• **Given instruction**
Collect every line in the records below that contains the word "Group".

··········

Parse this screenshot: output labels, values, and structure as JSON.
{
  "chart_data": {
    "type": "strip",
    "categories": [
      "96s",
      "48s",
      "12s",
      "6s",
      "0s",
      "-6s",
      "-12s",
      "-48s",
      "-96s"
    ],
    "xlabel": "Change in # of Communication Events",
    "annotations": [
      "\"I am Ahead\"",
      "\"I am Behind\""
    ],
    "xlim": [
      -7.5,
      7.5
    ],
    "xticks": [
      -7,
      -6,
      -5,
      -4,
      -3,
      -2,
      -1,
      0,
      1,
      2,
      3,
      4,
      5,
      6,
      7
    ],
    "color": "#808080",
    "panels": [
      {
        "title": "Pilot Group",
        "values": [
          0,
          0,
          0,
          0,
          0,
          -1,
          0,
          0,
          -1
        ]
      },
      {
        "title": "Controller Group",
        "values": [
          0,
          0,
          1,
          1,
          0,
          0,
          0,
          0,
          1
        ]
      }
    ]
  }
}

··········

• **Output below**
        "title": "Pilot Group",
        "title": "Controller Group",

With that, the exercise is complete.